- Stated problem: Return the whole listing, line for line, without the pictures in it.

[Stored data]
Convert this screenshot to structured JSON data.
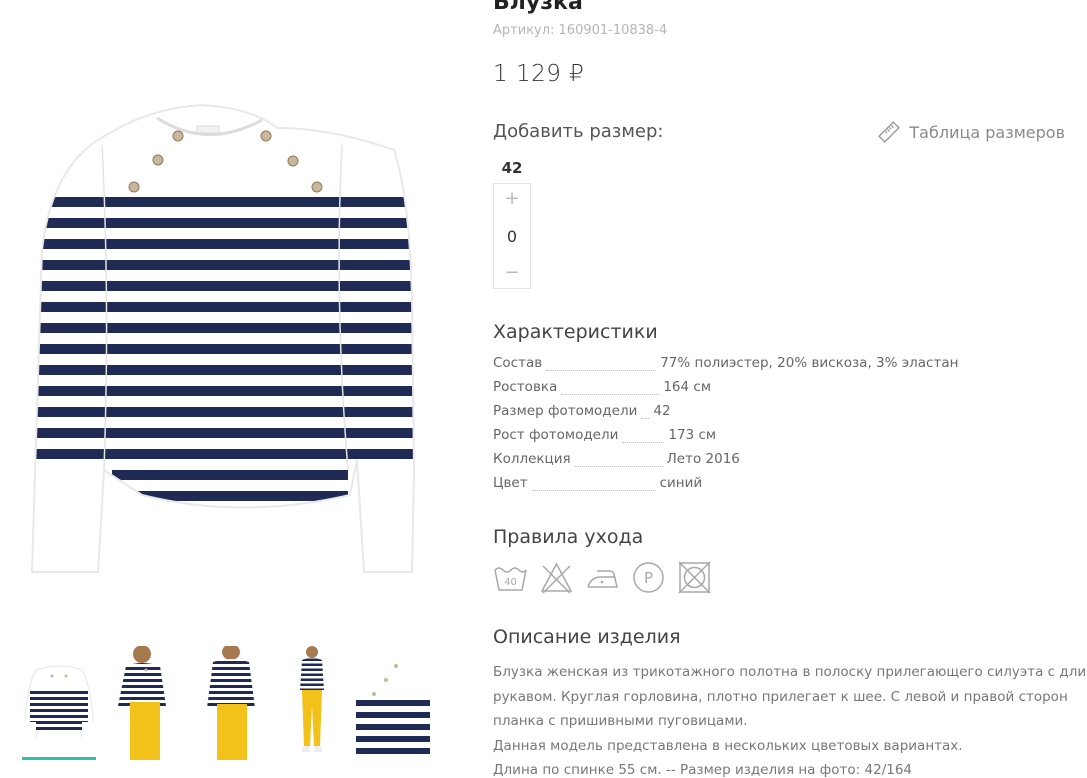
{
  "product": {
    "title": "Блузка",
    "sku": "Артикул: 160901-10838-4",
    "price": "1 129 ₽"
  },
  "sizes": {
    "heading": "Добавить размер:",
    "size_table_link": "Таблица размеров",
    "items": [
      {
        "label": "42",
        "quantity": "0",
        "plus": "+",
        "minus": "−"
      }
    ]
  },
  "characteristics": {
    "heading": "Характеристики",
    "rows": [
      {
        "label": "Состав",
        "value": "77% полиэстер, 20% вискоза, 3% эластан"
      },
      {
        "label": "Ростовка",
        "value": "164 см"
      },
      {
        "label": "Размер фотомодели",
        "value": "42"
      },
      {
        "label": "Рост фотомодели",
        "value": "173 см"
      },
      {
        "label": "Коллекция",
        "value": "Лето 2016"
      },
      {
        "label": "Цвет",
        "value": "синий"
      }
    ]
  },
  "care": {
    "heading": "Правила ухода",
    "icons": [
      "wash-40-icon",
      "no-bleach-icon",
      "iron-low-icon",
      "dry-clean-p-icon",
      "no-tumble-dry-icon"
    ],
    "wash_temp": "40",
    "dry_clean_letter": "P"
  },
  "description": {
    "heading": "Описание изделия",
    "lines": [
      "Блузка женская из трикотажного полотна в полоску прилегающего силуэта с длинным",
      "рукавом. Круглая горловина, плотно прилегает к шее. С левой и правой сторон",
      "планка с пришивными пуговицами.",
      "Данная модель представлена в нескольких цветовых вариантах.",
      "Длина по спинке 55 см. -- Размер изделия на фото: 42/164"
    ]
  },
  "gallery": {
    "thumbnails": [
      "Фото 1",
      "Фото 2",
      "Фото 3",
      "Фото 4",
      "Фото 5"
    ],
    "active_index": 0
  },
  "colors": {
    "accent": "#2bc3a5",
    "stripe": "#1f2a55",
    "muted_text": "#b5b5b5",
    "pants": "#f2c21a"
  }
}
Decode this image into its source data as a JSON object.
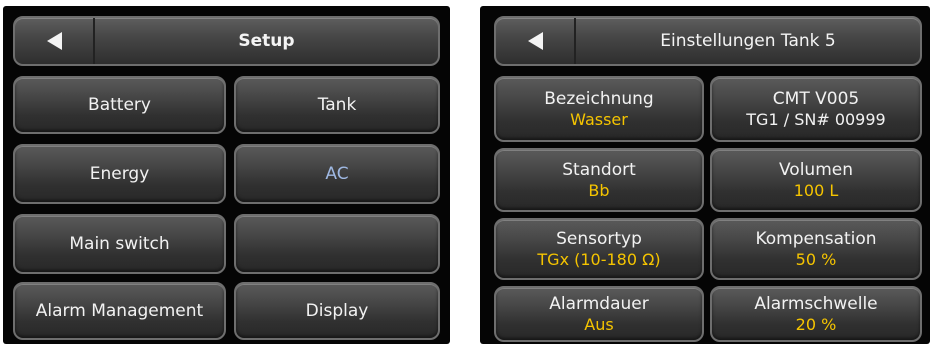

- Reply:
Convert this screenshot to structured JSON data.
{
  "product": {
    "title": "Блузка",
    "sku": "Артикул: 160901-10838-4",
    "price": "1 129 ₽"
  },
  "sizes": {
    "heading": "Добавить размер:",
    "size_table_link": "Таблица размеров",
    "items": [
      {
        "label": "42",
        "quantity": "0",
        "plus": "+",
        "minus": "−"
      }
    ]
  },
  "characteristics": {
    "heading": "Характеристики",
    "rows": [
      {
        "label": "Состав",
        "value": "77% полиэстер, 20% вискоза, 3% эластан"
      },
      {
        "label": "Ростовка",
        "value": "164 см"
      },
      {
        "label": "Размер фотомодели",
        "value": "42"
      },
      {
        "label": "Рост фотомодели",
        "value": "173 см"
      },
      {
        "label": "Коллекция",
        "value": "Лето 2016"
      },
      {
        "label": "Цвет",
        "value": "синий"
      }
    ]
  },
  "care": {
    "heading": "Правила ухода",
    "icons": [
      "wash-40-icon",
      "no-bleach-icon",
      "iron-low-icon",
      "dry-clean-p-icon",
      "no-tumble-dry-icon"
    ],
    "wash_temp": "40",
    "dry_clean_letter": "P"
  },
  "description": {
    "heading": "Описание изделия",
    "lines": [
      "Блузка женская из трикотажного полотна в полоску прилегающего силуэта с длинным",
      "рукавом. Круглая горловина, плотно прилегает к шее. С левой и правой сторон",
      "планка с пришивными пуговицами.",
      "Данная модель представлена в нескольких цветовых вариантах.",
      "Длина по спинке 55 см. -- Размер изделия на фото: 42/164"
    ]
  },
  "gallery": {
    "thumbnails": [
      "Фото 1",
      "Фото 2",
      "Фото 3",
      "Фото 4",
      "Фото 5"
    ],
    "active_index": 0
  },
  "colors": {
    "accent": "#2bc3a5",
    "stripe": "#1f2a55",
    "muted_text": "#b5b5b5",
    "pants": "#f2c21a"
  }
}
Decode this image into its source data as a JSON object.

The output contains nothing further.